[Goal of the exercise] Each entry in the listing below should be restated word for word.

[Dataset rows]
▼
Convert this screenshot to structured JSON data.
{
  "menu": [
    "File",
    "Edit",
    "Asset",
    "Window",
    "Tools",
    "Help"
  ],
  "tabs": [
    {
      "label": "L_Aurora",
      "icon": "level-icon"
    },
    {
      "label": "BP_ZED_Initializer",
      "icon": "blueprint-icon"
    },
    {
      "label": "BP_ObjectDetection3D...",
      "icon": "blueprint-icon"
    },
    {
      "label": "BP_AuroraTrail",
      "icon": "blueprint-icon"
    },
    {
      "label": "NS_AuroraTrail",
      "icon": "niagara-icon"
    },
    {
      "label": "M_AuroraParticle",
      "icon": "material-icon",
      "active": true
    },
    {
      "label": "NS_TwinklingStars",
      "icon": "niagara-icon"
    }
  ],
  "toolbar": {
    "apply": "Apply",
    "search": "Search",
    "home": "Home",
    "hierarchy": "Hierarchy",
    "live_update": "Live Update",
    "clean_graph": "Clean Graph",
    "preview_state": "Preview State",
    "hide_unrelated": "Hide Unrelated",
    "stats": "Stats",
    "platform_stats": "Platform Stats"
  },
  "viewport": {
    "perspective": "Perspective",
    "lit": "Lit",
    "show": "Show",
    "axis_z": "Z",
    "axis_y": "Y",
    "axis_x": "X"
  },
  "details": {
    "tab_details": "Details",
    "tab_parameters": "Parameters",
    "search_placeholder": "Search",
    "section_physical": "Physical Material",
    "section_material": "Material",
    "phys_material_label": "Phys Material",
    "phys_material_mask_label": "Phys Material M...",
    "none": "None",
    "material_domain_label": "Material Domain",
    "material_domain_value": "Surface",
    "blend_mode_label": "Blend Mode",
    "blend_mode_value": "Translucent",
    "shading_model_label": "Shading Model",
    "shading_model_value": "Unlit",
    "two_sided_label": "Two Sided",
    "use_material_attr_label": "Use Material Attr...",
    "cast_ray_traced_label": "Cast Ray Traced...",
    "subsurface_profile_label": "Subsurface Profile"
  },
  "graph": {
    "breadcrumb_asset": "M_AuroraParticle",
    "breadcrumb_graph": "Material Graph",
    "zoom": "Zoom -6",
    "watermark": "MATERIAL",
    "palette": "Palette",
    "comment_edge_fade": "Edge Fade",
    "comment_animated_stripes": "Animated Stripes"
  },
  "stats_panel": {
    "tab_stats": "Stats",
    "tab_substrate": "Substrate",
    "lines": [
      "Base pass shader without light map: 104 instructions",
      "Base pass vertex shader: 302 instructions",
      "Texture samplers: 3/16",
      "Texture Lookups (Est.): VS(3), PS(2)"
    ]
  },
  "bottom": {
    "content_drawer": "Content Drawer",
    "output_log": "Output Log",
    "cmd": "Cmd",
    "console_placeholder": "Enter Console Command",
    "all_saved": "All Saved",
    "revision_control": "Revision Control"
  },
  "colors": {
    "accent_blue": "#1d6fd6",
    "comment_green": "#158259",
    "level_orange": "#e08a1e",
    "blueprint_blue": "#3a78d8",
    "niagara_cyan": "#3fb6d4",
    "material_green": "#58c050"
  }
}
▲
[Response to this task]
Convert this screenshot to structured JSON data.
{
  "menu": [
    "File",
    "Edit",
    "Asset",
    "Window",
    "Tools",
    "Help"
  ],
  "tabs": [
    {
      "label": "L_Aurora",
      "icon": "level-icon"
    },
    {
      "label": "BP_ZED_Initializer",
      "icon": "blueprint-icon"
    },
    {
      "label": "BP_ObjectDetection3D...",
      "icon": "blueprint-icon"
    },
    {
      "label": "BP_AuroraTrail",
      "icon": "blueprint-icon"
    },
    {
      "label": "NS_AuroraTrail",
      "icon": "niagara-icon"
    },
    {
      "label": "M_AuroraParticle",
      "icon": "material-icon",
      "active": true
    },
    {
      "label": "NS_TwinklingStars",
      "icon": "niagara-icon"
    }
  ],
  "toolbar": {
    "apply": "Apply",
    "search": "Search",
    "home": "Home",
    "hierarchy": "Hierarchy",
    "live_update": "Live Update",
    "clean_graph": "Clean Graph",
    "preview_state": "Preview State",
    "hide_unrelated": "Hide Unrelated",
    "stats": "Stats",
    "platform_stats": "Platform Stats"
  },
  "viewport": {
    "perspective": "Perspective",
    "lit": "Lit",
    "show": "Show",
    "axis_z": "Z",
    "axis_y": "Y",
    "axis_x": "X"
  },
  "details": {
    "tab_details": "Details",
    "tab_parameters": "Parameters",
    "search_placeholder": "Search",
    "section_physical": "Physical Material",
    "section_material": "Material",
    "phys_material_label": "Phys Material",
    "phys_material_mask_label": "Phys Material M...",
    "none": "None",
    "material_domain_label": "Material Domain",
    "material_domain_value": "Surface",
    "blend_mode_label": "Blend Mode",
    "blend_mode_value": "Translucent",
    "shading_model_label": "Shading Model",
    "shading_model_value": "Unlit",
    "two_sided_label": "Two Sided",
    "use_material_attr_label": "Use Material Attr...",
    "cast_ray_traced_label": "Cast Ray Traced...",
    "subsurface_profile_label": "Subsurface Profile"
  },
  "graph": {
    "breadcrumb_asset": "M_AuroraParticle",
    "breadcrumb_graph": "Material Graph",
    "zoom": "Zoom -6",
    "watermark": "MATERIAL",
    "palette": "Palette",
    "comment_edge_fade": "Edge Fade",
    "comment_animated_stripes": "Animated Stripes"
  },
  "stats_panel": {
    "tab_stats": "Stats",
    "tab_substrate": "Substrate",
    "lines": [
      "Base pass shader without light map: 104 instructions",
      "Base pass vertex shader: 302 instructions",
      "Texture samplers: 3/16",
      "Texture Lookups (Est.): VS(3), PS(2)"
    ]
  },
  "bottom": {
    "content_drawer": "Content Drawer",
    "output_log": "Output Log",
    "cmd": "Cmd",
    "console_placeholder": "Enter Console Command",
    "all_saved": "All Saved",
    "revision_control": "Revision Control"
  },
  "colors": {
    "accent_blue": "#1d6fd6",
    "comment_green": "#158259",
    "level_orange": "#e08a1e",
    "blueprint_blue": "#3a78d8",
    "niagara_cyan": "#3fb6d4",
    "material_green": "#58c050"
  }
}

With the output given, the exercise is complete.